*SET PROBLEM*:
Pick up the text below on preparing a car for winter, starting right after its last sentence about the coolant mix.

* Begin SUPPLIED PASSAGE *

The information contained herein is believed to be true and accurate; however we make no guarantees concerning the veracity of any statement. Use of any information on this page is at the reader's own risk. The detailing methods set out here have been adapted for special use and may not be the same as those recommended by the product manufacturer, and you may experience different results from those stated. When in doubt always use common sense

*Article Revisions / Updates*

The advent of new materials like detailing clay, micro fibre, polymer coating, nano-particle technologies and new micro abrasives are examples of why it's so important to monitor the industries new products, chemical technologies and ideas that are constantly being introduced, as are the techniques for applying them, hence all of the in-depth articles will be up-dated and revised on a regular basis

*Winterize your car*

*Vehicle Mechanical Preparation* (as recommended by ASE)

•	*Engine Performance *- Get engine driveability problems (hard starts, rough idling, stalling, diminished power, etc.) corrected at a good repair shop. Cold weather makes existing problems worse. Replace dirty filters-air, fuel, PCV, etc.
•	*Fuel *- Put a bottle of fuel de-icer in your tank once a month to help keep moisture from freezing in the fuel line. Note that a gas tank which is kept filled helps keep moisture from forming.
•	*Oil -* Change your oil and oil filter as specified in your manual -- more often (every 3,000 miles or so) if your driving is mostly stop-and-go or consists of frequent short trips.
•	*Cooling System *- The cooling system should be completely flushed and refilled as recommended. The level, condition, and concentration of the coolant should be checked periodically. (A 50/50 mix of anti-freeze and water is usually recommended.)

* End SUPPLIED PASSAGE *
* Begin LISTED RECORDS *

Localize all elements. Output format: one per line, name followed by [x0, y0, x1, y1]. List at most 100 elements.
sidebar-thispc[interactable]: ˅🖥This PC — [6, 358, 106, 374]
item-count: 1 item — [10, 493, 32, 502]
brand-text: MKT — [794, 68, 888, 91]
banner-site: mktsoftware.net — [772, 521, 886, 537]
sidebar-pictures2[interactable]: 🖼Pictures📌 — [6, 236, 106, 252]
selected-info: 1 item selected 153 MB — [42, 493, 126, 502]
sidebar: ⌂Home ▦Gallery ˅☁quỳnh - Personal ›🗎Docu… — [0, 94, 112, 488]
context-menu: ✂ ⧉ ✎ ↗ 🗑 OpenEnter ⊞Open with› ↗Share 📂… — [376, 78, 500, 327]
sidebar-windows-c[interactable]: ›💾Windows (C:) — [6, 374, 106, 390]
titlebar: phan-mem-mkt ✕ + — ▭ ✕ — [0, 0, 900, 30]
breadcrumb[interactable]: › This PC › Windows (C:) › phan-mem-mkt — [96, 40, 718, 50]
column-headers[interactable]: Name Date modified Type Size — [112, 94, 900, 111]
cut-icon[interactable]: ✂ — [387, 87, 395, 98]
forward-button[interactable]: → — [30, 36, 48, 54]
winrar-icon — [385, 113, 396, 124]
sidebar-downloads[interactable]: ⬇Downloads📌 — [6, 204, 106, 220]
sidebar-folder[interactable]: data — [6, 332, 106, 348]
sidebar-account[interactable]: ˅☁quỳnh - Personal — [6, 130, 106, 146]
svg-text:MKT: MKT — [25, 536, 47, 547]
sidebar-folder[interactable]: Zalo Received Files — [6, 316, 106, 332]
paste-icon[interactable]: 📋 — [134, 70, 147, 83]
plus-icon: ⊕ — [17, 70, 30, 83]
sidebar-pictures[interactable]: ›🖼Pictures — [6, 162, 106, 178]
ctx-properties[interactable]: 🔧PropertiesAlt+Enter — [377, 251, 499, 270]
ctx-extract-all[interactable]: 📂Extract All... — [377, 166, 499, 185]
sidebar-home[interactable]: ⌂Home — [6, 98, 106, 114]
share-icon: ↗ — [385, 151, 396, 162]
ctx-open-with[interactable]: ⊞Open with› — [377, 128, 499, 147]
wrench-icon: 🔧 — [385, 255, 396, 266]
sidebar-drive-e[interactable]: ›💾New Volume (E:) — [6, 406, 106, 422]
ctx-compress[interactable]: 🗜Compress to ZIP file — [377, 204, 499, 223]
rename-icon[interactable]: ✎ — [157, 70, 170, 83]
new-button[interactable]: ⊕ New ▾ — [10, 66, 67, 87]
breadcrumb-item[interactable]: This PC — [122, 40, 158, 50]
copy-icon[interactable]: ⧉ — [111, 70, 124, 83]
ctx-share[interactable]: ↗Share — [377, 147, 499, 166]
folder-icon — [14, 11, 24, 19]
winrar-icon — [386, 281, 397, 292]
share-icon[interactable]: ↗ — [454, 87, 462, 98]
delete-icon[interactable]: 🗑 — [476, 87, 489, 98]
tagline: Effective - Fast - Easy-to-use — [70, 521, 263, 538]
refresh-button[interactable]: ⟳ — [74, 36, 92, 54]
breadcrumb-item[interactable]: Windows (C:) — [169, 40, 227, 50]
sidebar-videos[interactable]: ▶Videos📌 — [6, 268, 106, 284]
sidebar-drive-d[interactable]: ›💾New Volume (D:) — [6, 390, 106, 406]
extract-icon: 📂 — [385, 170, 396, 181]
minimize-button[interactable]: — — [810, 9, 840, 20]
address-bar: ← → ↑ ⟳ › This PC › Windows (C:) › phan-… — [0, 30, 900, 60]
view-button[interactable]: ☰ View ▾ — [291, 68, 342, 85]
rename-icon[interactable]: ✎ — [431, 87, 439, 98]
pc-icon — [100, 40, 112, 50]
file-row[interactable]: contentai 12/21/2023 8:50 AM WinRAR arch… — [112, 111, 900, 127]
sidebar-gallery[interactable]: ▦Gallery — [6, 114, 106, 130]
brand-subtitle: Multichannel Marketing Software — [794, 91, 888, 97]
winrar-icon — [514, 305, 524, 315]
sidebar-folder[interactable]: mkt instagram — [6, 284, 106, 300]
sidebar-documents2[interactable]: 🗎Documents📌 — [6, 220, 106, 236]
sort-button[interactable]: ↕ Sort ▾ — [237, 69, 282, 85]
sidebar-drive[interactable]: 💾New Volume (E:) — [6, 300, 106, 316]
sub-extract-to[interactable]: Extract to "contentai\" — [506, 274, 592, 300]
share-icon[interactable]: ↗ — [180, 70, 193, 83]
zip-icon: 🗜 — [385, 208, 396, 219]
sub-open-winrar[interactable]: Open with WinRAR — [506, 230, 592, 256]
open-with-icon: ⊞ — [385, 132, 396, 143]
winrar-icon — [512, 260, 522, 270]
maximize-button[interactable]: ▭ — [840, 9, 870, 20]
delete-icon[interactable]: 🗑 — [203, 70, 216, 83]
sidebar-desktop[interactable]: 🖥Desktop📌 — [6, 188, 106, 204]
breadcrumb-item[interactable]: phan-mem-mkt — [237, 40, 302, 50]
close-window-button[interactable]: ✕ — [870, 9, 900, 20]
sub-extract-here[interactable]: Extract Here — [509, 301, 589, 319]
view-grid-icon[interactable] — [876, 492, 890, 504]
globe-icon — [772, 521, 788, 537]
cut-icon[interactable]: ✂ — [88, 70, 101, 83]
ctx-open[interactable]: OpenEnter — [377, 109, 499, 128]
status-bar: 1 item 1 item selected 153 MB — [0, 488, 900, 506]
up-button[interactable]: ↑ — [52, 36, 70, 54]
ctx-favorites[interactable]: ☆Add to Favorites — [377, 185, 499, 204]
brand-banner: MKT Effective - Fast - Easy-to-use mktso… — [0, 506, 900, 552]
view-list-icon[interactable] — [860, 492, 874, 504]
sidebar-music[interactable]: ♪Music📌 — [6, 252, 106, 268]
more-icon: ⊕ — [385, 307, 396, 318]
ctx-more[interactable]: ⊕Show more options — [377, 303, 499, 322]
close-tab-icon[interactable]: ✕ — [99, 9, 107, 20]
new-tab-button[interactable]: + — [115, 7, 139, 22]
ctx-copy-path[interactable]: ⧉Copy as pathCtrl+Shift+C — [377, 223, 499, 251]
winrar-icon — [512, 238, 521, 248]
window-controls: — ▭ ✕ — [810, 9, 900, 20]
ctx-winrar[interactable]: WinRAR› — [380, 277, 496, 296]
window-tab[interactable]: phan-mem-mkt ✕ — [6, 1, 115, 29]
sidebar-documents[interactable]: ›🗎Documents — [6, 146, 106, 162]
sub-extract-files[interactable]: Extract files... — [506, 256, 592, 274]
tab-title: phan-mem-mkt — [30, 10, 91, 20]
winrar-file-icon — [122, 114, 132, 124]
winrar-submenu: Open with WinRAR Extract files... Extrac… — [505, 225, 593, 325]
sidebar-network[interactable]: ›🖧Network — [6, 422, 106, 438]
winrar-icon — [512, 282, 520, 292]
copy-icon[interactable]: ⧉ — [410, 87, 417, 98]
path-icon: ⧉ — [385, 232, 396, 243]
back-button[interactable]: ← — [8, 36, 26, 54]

* End LISTED RECORDS *

*REPLY*:
•	*Windshield Wipers* - Use the right windscreen fluid; together with proper wipers, an antifreeze solution will keep your windscreen clean at all times Replace old blades. If your climate is harsh, purchase rubber-clad (winter) blades to fight ice build-up. Change wiper blades; PIAA Super Silicone boosts your driving clarity, improve safety, and last longer 
•	Apply an anti-fogging' product to windscreen; Glass Science Fog Clear Gel prevents interior fogging of the windshield, windows, and mirrors. One clear coat creates a moisture absorbent barrier that prevents the formation of condensation. Maintain optimum visibility in humid, rainy, or cold weather conditions, Fog Clear keeps working to maintain optimum visibility. Stock up on windshield washer solvent-you'll be surprised how much you use
•	*Heater/Defroster* - Test heater, rear screen defrosters and hoses The heater and defroster must be in good working condition for passenger comfort and driver visibility. . Carry an ice-scraper.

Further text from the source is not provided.